• [Stated task]: Note how many lines hold "output" and report that number by itself.

• [Information provided]:
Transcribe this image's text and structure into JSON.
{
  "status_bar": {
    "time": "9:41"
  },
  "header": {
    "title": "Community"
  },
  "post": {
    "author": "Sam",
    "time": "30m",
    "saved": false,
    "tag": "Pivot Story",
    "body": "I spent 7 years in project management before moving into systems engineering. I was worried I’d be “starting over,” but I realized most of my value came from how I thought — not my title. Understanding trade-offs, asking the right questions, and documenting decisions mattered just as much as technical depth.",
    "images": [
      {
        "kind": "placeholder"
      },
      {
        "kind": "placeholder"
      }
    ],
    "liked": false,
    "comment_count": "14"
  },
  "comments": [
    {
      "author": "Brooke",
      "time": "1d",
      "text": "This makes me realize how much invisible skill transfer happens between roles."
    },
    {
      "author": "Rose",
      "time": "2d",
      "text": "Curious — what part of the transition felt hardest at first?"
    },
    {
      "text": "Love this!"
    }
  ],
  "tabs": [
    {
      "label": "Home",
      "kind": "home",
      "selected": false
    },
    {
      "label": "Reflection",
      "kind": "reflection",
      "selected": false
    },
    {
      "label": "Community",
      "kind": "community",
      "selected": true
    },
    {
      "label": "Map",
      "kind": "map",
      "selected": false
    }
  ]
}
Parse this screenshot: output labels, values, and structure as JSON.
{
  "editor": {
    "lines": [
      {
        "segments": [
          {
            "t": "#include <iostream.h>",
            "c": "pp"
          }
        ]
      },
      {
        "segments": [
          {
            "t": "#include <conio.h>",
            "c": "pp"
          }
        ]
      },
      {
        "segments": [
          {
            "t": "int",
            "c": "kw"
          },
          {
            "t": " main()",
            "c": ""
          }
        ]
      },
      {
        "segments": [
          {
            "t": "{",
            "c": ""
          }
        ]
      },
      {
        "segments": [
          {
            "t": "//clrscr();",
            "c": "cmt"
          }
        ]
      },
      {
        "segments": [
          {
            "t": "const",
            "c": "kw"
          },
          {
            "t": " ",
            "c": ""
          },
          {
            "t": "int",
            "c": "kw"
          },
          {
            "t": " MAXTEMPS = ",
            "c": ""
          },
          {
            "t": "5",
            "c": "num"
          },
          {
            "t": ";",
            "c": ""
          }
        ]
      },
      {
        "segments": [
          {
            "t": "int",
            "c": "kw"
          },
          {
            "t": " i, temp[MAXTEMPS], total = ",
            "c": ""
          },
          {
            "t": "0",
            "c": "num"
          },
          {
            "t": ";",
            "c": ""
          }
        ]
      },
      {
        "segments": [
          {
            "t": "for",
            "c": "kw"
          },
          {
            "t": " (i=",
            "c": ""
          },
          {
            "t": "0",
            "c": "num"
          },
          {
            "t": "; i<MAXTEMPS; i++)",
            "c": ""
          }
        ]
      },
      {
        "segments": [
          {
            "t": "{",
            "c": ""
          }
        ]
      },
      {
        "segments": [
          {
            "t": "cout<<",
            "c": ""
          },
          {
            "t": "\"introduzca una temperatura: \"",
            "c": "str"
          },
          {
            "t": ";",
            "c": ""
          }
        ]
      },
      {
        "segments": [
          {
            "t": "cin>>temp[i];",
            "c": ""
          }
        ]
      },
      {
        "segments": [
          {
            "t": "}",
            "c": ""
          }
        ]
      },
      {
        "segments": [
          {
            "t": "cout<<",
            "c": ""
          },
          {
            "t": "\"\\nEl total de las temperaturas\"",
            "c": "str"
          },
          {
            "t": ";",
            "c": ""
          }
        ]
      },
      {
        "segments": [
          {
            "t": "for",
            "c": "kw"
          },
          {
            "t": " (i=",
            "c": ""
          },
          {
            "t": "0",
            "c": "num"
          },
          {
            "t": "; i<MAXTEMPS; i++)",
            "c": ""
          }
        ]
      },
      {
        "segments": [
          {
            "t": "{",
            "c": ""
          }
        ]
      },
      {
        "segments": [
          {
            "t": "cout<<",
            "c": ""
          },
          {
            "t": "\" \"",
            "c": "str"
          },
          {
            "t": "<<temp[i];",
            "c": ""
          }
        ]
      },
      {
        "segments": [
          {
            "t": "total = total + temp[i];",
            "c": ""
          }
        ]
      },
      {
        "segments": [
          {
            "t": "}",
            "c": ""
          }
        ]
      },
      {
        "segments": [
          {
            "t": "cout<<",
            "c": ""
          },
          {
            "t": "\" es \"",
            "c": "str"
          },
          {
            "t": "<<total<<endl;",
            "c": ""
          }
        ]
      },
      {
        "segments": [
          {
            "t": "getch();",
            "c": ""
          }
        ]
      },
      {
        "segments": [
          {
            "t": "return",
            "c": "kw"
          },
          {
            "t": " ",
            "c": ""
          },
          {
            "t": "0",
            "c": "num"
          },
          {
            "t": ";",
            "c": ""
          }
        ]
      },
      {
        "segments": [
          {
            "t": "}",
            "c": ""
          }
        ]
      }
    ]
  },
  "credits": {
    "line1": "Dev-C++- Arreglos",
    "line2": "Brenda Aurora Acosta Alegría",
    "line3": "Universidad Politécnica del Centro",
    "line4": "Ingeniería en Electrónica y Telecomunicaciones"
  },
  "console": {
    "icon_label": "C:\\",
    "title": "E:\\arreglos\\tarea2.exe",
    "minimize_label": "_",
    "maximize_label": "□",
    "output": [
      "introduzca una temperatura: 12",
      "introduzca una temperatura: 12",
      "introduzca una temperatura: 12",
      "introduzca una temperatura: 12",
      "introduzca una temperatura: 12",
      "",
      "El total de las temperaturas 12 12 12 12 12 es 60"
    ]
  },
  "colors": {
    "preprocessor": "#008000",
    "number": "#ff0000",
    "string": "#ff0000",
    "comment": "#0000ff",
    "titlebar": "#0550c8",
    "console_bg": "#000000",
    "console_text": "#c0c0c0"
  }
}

• [Exercise solution]: 2